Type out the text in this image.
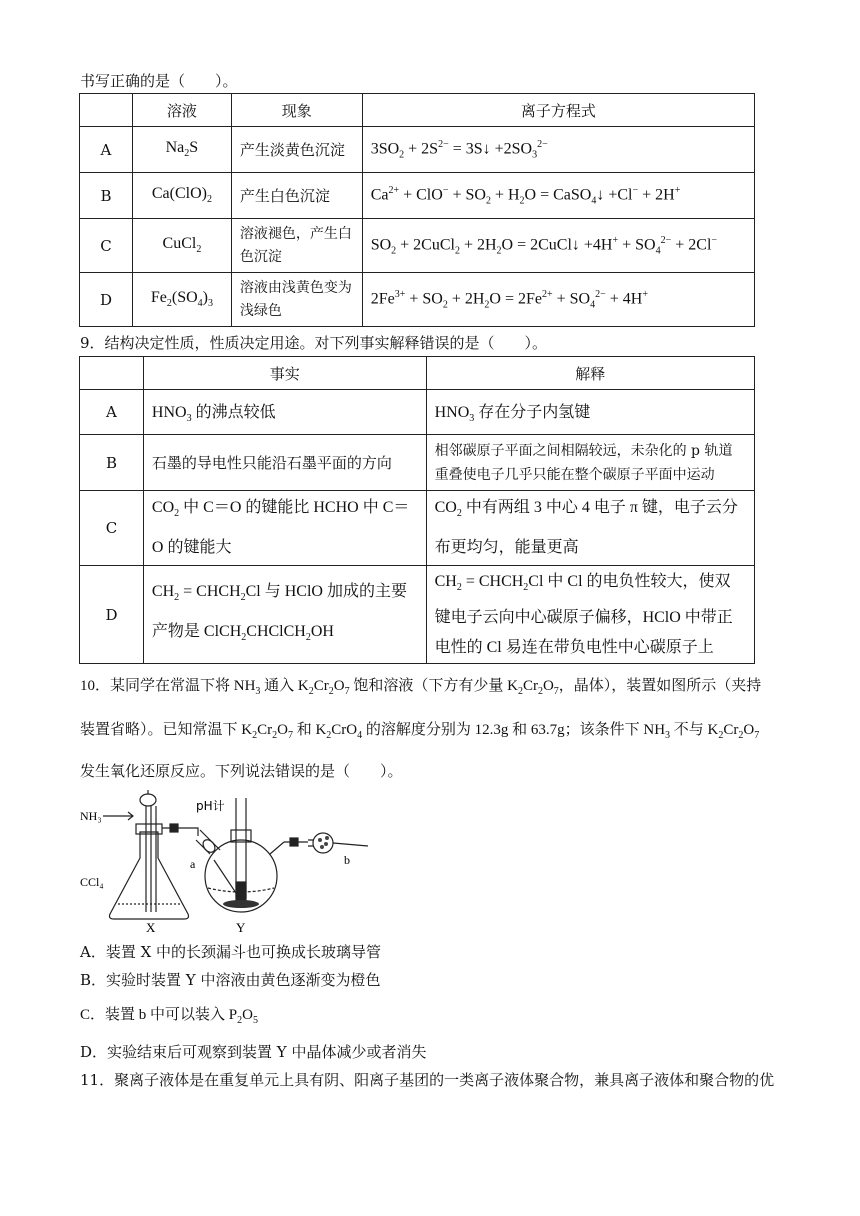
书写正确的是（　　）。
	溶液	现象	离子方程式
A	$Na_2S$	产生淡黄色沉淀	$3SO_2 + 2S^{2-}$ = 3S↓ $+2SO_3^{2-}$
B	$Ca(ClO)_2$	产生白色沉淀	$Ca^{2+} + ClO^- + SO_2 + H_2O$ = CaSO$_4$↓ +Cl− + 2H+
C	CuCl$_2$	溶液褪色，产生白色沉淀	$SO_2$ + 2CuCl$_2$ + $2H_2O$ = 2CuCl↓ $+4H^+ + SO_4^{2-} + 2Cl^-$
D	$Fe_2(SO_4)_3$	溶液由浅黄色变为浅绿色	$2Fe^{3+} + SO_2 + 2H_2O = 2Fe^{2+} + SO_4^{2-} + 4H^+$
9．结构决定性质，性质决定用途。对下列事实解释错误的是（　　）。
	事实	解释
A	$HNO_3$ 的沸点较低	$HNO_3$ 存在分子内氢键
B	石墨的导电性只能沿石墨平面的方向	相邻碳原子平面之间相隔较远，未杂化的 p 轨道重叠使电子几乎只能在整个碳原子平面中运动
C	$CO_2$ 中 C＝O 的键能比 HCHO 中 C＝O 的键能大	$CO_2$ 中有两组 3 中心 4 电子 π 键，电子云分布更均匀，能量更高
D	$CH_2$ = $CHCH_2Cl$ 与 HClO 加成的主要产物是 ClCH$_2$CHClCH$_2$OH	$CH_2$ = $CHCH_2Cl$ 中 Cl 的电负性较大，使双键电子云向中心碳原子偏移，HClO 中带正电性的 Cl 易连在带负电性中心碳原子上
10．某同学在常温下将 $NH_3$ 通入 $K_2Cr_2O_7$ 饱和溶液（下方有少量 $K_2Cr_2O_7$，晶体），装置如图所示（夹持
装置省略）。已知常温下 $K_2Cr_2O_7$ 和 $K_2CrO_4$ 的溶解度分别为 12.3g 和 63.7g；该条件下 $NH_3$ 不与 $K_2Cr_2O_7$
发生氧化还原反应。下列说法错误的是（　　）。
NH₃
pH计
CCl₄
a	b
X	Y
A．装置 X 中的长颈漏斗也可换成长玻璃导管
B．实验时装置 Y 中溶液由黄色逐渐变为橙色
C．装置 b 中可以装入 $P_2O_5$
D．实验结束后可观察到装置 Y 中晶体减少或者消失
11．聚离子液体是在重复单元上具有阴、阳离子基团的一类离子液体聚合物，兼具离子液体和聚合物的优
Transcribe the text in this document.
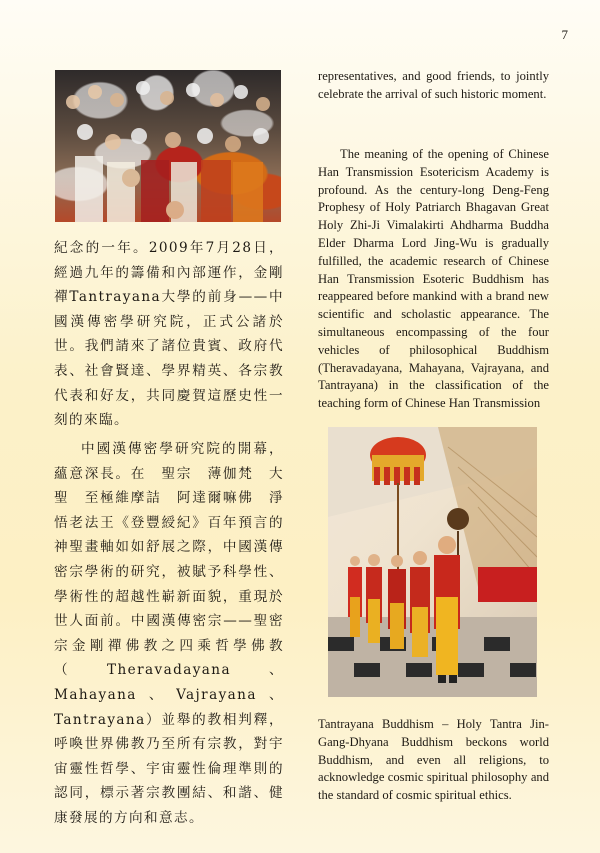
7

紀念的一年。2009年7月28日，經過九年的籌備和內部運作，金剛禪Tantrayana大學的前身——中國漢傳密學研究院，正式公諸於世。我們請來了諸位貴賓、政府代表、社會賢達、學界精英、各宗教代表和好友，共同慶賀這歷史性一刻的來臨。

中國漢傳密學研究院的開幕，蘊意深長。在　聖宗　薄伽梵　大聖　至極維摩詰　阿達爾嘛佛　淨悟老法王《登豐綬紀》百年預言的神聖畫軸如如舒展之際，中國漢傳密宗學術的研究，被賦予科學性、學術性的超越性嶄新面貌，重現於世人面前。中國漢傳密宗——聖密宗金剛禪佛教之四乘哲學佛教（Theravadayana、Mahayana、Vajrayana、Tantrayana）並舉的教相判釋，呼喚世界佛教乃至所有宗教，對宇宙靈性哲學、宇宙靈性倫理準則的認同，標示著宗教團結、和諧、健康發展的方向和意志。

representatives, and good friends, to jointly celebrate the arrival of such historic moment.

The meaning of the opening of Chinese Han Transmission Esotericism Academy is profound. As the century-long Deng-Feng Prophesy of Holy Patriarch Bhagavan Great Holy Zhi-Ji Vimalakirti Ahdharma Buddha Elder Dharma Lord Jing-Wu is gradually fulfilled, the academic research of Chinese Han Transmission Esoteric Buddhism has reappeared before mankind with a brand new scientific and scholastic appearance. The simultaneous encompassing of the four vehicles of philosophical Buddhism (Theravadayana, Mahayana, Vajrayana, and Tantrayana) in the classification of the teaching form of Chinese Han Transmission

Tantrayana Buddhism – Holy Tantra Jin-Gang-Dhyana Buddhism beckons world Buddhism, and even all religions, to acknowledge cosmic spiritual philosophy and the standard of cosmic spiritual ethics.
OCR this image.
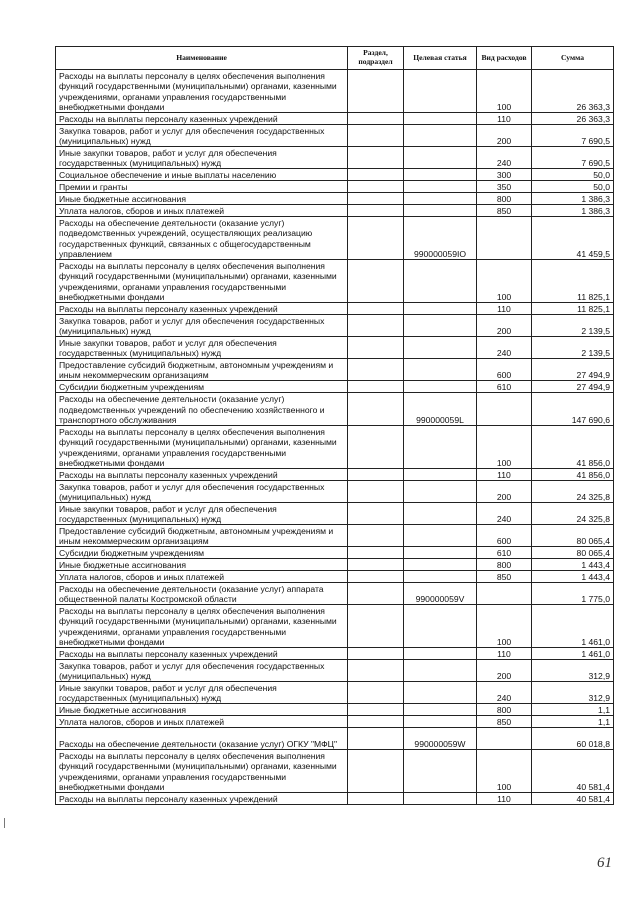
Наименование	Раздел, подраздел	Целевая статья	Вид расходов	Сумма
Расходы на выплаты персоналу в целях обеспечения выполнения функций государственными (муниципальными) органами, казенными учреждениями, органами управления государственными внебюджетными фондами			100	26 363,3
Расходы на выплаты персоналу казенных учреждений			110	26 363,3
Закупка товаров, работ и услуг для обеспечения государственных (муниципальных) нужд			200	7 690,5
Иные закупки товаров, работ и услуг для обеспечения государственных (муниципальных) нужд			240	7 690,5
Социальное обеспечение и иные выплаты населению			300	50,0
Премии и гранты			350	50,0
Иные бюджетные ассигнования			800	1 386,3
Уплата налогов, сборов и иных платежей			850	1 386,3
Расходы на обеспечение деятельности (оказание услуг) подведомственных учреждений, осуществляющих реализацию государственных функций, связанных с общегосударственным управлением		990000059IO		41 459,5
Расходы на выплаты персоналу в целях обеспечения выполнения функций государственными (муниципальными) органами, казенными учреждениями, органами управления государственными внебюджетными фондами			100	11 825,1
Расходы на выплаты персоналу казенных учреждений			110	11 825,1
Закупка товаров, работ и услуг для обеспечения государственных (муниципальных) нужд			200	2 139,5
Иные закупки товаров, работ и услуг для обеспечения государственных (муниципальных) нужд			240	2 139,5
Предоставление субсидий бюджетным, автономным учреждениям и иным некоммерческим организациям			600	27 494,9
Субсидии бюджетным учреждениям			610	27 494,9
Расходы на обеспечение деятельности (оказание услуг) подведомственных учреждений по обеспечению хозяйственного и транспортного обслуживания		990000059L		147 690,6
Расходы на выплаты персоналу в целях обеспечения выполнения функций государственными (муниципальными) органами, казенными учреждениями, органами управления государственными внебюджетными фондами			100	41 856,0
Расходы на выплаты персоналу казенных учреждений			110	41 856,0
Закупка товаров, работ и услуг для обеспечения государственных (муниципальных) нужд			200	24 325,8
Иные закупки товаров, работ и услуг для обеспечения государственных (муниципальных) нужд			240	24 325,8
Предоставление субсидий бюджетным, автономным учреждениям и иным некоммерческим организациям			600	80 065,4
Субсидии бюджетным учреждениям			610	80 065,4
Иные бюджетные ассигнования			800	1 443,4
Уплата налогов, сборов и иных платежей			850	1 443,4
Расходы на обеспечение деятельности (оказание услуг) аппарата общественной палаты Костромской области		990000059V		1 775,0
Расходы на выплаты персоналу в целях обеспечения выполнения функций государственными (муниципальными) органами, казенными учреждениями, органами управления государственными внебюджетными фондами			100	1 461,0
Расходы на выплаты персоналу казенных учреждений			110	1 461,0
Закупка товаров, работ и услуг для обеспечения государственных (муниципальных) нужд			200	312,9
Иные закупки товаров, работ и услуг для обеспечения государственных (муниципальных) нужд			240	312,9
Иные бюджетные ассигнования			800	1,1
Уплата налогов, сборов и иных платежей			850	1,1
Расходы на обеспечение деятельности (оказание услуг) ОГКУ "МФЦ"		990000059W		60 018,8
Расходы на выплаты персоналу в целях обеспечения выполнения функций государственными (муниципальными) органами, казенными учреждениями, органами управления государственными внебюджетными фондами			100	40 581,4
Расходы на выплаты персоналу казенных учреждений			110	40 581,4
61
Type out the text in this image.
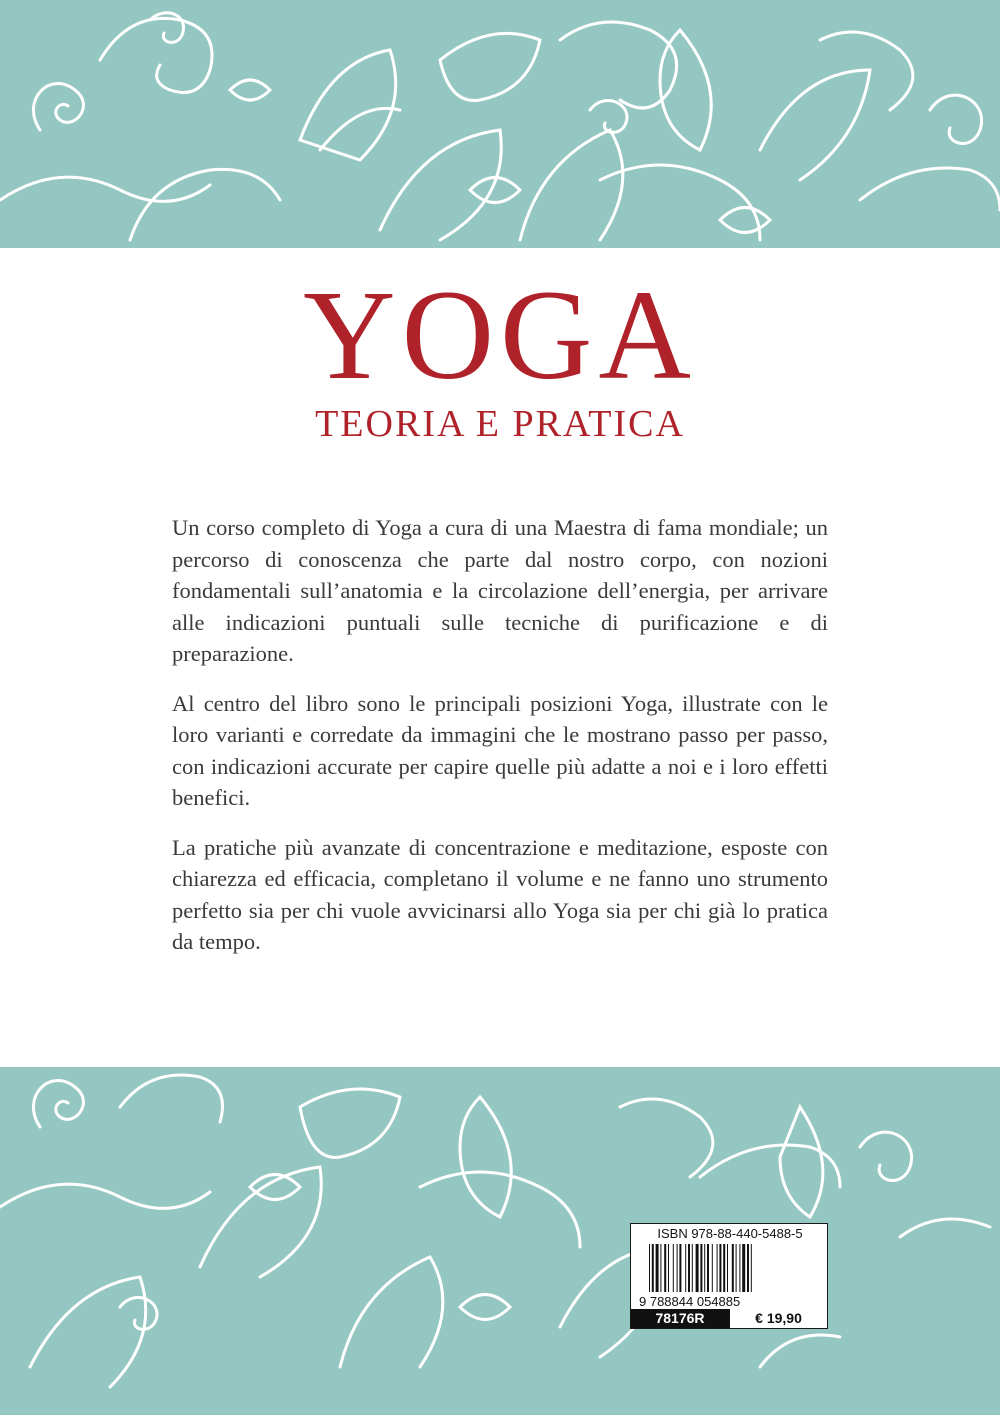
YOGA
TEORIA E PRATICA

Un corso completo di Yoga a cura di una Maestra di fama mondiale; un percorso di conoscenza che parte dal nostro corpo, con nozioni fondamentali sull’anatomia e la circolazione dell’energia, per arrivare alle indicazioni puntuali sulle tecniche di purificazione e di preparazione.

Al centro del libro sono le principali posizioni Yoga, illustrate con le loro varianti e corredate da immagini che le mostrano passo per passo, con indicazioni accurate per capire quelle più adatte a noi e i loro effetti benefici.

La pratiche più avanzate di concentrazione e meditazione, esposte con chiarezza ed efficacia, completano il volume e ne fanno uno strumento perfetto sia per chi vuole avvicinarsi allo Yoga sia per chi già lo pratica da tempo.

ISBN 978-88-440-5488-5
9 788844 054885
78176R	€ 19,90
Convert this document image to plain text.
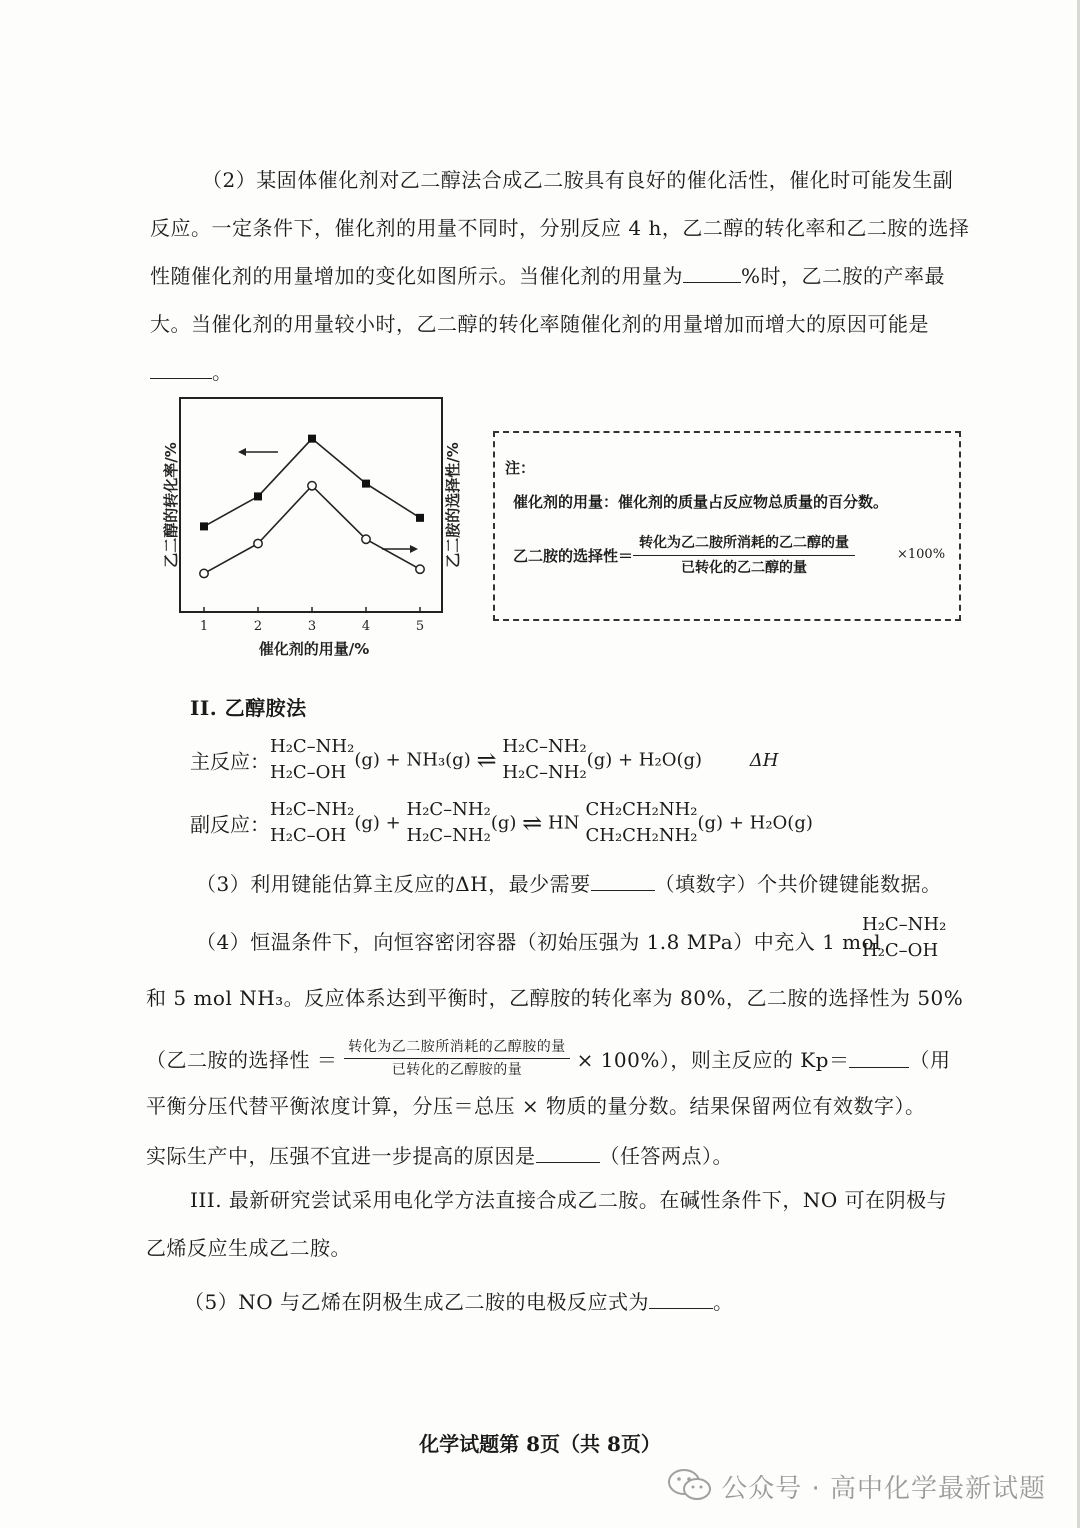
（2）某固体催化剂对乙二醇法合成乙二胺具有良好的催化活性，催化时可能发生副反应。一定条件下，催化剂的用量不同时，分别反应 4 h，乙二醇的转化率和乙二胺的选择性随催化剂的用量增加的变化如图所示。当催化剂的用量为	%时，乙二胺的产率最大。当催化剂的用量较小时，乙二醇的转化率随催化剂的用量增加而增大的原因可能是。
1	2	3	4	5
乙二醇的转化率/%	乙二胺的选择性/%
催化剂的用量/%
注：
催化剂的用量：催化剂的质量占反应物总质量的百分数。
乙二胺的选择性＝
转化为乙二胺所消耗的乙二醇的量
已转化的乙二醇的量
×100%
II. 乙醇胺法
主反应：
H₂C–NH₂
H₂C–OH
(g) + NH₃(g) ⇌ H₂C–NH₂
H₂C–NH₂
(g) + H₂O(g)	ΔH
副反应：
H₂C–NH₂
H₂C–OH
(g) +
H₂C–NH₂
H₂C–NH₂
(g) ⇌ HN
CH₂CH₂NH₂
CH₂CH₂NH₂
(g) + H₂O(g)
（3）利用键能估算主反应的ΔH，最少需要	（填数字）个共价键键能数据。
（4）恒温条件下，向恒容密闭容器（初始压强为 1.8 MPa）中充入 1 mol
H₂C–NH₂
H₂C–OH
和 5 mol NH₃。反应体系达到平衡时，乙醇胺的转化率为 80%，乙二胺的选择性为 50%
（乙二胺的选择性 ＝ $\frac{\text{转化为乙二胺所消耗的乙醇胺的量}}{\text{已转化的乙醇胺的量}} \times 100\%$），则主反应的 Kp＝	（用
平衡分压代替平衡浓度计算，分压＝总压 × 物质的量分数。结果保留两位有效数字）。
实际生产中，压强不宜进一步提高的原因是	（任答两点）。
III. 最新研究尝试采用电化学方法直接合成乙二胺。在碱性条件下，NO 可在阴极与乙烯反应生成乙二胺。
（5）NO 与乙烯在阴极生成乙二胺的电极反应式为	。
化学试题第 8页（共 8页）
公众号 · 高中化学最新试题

Written problem:
Determine how many lines of this listing contain "Vajrayana", and give only the number.

Task solution:
2